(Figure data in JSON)

# # # # #

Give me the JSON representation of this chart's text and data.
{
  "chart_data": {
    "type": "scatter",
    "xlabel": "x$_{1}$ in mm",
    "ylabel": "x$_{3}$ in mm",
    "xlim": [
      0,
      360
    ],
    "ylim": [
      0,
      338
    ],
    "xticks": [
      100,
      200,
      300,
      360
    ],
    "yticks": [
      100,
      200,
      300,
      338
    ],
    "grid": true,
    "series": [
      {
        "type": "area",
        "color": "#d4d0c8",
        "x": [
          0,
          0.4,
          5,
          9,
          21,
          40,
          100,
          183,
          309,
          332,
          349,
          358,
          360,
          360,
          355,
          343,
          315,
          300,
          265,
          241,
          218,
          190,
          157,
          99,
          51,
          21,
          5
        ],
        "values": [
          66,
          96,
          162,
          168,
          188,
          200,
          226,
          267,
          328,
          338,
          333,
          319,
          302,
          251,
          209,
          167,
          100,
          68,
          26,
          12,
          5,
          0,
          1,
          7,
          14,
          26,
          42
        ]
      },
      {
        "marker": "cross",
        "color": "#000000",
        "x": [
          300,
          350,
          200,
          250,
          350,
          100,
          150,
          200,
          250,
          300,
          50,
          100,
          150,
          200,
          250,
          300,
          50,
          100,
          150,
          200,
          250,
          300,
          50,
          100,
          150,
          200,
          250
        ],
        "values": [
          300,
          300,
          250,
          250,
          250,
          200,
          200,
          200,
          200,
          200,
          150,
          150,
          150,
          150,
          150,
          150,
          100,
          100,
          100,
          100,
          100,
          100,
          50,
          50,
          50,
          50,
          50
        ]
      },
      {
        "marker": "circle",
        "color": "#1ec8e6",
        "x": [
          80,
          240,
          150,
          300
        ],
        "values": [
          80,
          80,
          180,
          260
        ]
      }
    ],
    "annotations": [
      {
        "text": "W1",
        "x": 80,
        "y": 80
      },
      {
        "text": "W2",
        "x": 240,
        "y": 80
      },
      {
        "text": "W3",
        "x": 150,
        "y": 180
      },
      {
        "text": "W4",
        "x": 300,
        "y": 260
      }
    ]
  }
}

# # # # #

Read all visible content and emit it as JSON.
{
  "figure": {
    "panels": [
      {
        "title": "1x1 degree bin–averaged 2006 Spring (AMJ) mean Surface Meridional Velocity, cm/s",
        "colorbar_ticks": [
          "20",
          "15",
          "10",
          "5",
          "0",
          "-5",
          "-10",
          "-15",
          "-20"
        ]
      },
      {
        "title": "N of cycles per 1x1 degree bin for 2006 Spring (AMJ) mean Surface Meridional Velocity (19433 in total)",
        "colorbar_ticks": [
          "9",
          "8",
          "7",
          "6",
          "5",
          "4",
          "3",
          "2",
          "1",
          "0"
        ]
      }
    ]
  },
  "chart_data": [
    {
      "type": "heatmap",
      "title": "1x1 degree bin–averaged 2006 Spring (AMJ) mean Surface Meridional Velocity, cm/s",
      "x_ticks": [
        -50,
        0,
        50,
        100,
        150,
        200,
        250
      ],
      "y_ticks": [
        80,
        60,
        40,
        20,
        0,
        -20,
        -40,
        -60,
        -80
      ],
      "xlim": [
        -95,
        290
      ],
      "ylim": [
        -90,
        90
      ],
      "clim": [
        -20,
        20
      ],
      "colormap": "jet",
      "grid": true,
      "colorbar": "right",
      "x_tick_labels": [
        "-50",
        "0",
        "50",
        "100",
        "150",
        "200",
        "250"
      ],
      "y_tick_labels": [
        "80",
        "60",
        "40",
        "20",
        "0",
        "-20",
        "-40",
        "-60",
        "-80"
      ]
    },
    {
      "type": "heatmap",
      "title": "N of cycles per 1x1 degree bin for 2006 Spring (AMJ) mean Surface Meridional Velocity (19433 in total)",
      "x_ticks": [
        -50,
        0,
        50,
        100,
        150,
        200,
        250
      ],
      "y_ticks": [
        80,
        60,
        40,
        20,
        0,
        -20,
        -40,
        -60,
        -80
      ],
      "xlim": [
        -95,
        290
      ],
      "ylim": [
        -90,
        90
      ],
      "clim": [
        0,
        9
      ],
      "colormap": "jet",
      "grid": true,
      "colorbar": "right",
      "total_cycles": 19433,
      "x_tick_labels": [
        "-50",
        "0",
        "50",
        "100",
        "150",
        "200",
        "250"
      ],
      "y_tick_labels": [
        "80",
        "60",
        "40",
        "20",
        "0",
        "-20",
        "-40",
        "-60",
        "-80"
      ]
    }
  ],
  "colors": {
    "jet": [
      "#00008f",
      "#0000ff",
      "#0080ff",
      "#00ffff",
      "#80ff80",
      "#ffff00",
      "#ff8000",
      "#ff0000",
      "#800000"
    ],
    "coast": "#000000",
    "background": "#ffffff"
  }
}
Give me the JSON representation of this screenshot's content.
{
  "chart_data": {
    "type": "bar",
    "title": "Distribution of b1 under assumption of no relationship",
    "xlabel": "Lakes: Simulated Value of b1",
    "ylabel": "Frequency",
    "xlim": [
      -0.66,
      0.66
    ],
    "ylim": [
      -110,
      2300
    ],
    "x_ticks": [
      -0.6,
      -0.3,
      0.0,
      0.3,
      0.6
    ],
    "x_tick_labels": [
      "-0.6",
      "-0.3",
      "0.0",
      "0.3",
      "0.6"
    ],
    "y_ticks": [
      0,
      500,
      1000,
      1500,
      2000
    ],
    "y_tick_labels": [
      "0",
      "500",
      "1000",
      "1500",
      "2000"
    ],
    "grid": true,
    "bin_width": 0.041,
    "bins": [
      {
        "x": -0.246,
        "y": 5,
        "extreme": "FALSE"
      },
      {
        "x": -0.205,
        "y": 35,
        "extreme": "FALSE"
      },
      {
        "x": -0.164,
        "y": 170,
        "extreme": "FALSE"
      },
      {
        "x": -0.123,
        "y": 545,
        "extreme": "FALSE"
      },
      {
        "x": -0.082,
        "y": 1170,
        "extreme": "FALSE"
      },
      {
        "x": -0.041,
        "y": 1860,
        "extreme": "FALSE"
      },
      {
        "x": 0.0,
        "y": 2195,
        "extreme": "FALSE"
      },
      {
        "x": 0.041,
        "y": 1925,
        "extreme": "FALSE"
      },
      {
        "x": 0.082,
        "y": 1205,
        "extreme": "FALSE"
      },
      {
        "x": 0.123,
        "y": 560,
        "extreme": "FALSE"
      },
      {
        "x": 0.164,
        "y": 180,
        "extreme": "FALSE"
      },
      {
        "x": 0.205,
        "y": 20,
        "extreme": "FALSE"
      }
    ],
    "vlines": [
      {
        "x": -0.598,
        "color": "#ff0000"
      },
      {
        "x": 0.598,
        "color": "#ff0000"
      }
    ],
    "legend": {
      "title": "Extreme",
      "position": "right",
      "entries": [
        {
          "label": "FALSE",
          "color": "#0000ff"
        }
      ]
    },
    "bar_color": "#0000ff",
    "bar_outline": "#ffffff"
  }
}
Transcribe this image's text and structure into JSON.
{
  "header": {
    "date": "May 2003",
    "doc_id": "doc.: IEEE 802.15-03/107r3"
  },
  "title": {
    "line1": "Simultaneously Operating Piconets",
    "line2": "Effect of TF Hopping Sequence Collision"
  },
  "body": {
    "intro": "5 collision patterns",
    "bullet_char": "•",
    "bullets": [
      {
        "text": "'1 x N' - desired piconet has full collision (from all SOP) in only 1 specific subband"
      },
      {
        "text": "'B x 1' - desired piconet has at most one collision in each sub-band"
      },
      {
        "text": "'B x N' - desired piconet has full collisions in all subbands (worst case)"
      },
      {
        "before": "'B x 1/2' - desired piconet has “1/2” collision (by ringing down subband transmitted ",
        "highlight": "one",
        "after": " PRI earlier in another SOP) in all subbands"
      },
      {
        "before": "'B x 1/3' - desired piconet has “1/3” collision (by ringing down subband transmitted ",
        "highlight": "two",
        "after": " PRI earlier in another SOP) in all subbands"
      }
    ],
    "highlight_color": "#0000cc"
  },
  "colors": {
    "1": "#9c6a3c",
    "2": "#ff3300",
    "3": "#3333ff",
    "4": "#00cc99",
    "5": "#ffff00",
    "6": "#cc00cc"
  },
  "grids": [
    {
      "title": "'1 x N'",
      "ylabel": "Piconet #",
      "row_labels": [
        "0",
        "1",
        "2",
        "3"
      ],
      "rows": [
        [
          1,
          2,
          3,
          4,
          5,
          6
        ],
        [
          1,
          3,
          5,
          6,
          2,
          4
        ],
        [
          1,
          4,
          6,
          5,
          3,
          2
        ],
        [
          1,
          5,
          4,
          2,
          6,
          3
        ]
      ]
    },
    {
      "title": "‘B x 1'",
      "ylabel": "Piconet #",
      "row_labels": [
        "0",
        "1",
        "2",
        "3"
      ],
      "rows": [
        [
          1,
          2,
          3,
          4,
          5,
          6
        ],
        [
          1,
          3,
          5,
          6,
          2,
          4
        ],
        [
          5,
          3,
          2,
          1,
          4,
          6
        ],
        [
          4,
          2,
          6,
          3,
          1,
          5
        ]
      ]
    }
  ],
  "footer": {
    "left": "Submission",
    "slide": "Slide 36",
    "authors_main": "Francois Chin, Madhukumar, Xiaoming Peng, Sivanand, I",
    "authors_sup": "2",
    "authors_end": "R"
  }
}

# # # # #

= What needs to be done =
Establish how many lines of the material above hold the word "degree". Nothing but the count should be returned.

= The solution =
4